Set down all of the data exactly as it appears.

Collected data
_ _ _ _ _

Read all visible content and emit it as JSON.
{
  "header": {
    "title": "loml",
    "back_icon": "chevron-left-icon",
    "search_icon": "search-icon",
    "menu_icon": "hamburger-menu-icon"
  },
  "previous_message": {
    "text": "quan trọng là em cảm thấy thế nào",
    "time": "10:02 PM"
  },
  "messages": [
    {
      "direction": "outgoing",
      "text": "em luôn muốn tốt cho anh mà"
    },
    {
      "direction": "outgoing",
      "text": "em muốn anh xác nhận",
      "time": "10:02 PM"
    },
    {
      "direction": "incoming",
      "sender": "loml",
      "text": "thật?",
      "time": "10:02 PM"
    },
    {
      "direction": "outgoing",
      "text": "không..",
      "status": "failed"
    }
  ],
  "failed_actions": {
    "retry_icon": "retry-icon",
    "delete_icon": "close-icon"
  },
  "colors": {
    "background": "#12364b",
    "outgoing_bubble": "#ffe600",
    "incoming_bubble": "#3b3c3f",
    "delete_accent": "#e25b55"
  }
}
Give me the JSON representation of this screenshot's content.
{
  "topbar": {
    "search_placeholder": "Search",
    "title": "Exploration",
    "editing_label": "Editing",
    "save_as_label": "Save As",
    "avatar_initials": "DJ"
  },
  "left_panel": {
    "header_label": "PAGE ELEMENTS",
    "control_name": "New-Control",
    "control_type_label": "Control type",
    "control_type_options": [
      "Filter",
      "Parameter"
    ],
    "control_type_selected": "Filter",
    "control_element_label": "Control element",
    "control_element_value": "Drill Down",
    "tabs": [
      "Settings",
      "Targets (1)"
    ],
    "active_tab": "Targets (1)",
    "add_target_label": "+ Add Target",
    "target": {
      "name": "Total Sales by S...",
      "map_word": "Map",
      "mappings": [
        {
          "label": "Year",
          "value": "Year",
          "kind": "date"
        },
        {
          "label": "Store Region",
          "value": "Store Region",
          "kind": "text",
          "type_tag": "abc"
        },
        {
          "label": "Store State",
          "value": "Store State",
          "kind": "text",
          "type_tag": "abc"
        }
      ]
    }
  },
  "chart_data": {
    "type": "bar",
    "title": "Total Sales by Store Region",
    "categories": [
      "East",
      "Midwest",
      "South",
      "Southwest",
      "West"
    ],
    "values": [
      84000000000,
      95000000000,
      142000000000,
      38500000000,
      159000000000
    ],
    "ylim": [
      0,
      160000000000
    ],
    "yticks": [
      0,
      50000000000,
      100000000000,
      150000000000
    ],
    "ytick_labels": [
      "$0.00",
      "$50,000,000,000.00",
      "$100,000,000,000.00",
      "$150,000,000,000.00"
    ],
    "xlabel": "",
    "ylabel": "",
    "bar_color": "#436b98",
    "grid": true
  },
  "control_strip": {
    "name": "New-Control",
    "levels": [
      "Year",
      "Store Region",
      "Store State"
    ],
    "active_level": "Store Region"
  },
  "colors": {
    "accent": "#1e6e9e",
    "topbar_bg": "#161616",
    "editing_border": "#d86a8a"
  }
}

_ _ _ _ _

(Written answer)
Read all visible content and emit it as JSON.
{
  "header": {
    "title": "loml",
    "back_icon": "chevron-left-icon",
    "search_icon": "search-icon",
    "menu_icon": "hamburger-menu-icon"
  },
  "previous_message": {
    "text": "quan trọng là em cảm thấy thế nào",
    "time": "10:02 PM"
  },
  "messages": [
    {
      "direction": "outgoing",
      "text": "em luôn muốn tốt cho anh mà"
    },
    {
      "direction": "outgoing",
      "text": "em muốn anh xác nhận",
      "time": "10:02 PM"
    },
    {
      "direction": "incoming",
      "sender": "loml",
      "text": "thật?",
      "time": "10:02 PM"
    },
    {
      "direction": "outgoing",
      "text": "không..",
      "status": "failed"
    }
  ],
  "failed_actions": {
    "retry_icon": "retry-icon",
    "delete_icon": "close-icon"
  },
  "colors": {
    "background": "#12364b",
    "outgoing_bubble": "#ffe600",
    "incoming_bubble": "#3b3c3f",
    "delete_accent": "#e25b55"
  }
}
Give me the JSON representation of this screenshot's content.
{
  "topbar": {
    "search_placeholder": "Search",
    "title": "Exploration",
    "editing_label": "Editing",
    "save_as_label": "Save As",
    "avatar_initials": "DJ"
  },
  "left_panel": {
    "header_label": "PAGE ELEMENTS",
    "control_name": "New-Control",
    "control_type_label": "Control type",
    "control_type_options": [
      "Filter",
      "Parameter"
    ],
    "control_type_selected": "Filter",
    "control_element_label": "Control element",
    "control_element_value": "Drill Down",
    "tabs": [
      "Settings",
      "Targets (1)"
    ],
    "active_tab": "Targets (1)",
    "add_target_label": "+ Add Target",
    "target": {
      "name": "Total Sales by S...",
      "map_word": "Map",
      "mappings": [
        {
          "label": "Year",
          "value": "Year",
          "kind": "date"
        },
        {
          "label": "Store Region",
          "value": "Store Region",
          "kind": "text",
          "type_tag": "abc"
        },
        {
          "label": "Store State",
          "value": "Store State",
          "kind": "text",
          "type_tag": "abc"
        }
      ]
    }
  },
  "chart_data": {
    "type": "bar",
    "title": "Total Sales by Store Region",
    "categories": [
      "East",
      "Midwest",
      "South",
      "Southwest",
      "West"
    ],
    "values": [
      84000000000,
      95000000000,
      142000000000,
      38500000000,
      159000000000
    ],
    "ylim": [
      0,
      160000000000
    ],
    "yticks": [
      0,
      50000000000,
      100000000000,
      150000000000
    ],
    "ytick_labels": [
      "$0.00",
      "$50,000,000,000.00",
      "$100,000,000,000.00",
      "$150,000,000,000.00"
    ],
    "xlabel": "",
    "ylabel": "",
    "bar_color": "#436b98",
    "grid": true
  },
  "control_strip": {
    "name": "New-Control",
    "levels": [
      "Year",
      "Store Region",
      "Store State"
    ],
    "active_level": "Store Region"
  },
  "colors": {
    "accent": "#1e6e9e",
    "topbar_bg": "#161616",
    "editing_border": "#d86a8a"
  }
}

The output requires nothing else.